(Dataset records)
** start **

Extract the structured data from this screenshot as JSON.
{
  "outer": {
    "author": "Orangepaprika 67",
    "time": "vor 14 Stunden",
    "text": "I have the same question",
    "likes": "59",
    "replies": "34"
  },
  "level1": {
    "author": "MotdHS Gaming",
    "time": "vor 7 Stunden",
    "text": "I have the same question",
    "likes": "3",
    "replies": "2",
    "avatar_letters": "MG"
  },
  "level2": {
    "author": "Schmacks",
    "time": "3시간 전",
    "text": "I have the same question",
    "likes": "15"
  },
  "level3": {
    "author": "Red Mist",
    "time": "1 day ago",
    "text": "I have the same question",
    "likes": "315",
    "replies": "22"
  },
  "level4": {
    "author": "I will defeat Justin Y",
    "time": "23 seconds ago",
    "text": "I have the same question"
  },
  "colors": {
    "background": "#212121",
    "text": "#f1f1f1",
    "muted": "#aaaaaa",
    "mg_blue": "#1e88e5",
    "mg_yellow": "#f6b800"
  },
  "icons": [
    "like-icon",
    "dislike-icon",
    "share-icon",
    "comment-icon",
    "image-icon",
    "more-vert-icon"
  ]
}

** end **

_WORK REQUIRED_:
All of the data must be returned exactly.

_ANSWER TO THIS TASK_:
Extract the structured data from this screenshot as JSON.
{
  "outer": {
    "author": "Orangepaprika 67",
    "time": "vor 14 Stunden",
    "text": "I have the same question",
    "likes": "59",
    "replies": "34"
  },
  "level1": {
    "author": "MotdHS Gaming",
    "time": "vor 7 Stunden",
    "text": "I have the same question",
    "likes": "3",
    "replies": "2",
    "avatar_letters": "MG"
  },
  "level2": {
    "author": "Schmacks",
    "time": "3시간 전",
    "text": "I have the same question",
    "likes": "15"
  },
  "level3": {
    "author": "Red Mist",
    "time": "1 day ago",
    "text": "I have the same question",
    "likes": "315",
    "replies": "22"
  },
  "level4": {
    "author": "I will defeat Justin Y",
    "time": "23 seconds ago",
    "text": "I have the same question"
  },
  "colors": {
    "background": "#212121",
    "text": "#f1f1f1",
    "muted": "#aaaaaa",
    "mg_blue": "#1e88e5",
    "mg_yellow": "#f6b800"
  },
  "icons": [
    "like-icon",
    "dislike-icon",
    "share-icon",
    "comment-icon",
    "image-icon",
    "more-vert-icon"
  ]
}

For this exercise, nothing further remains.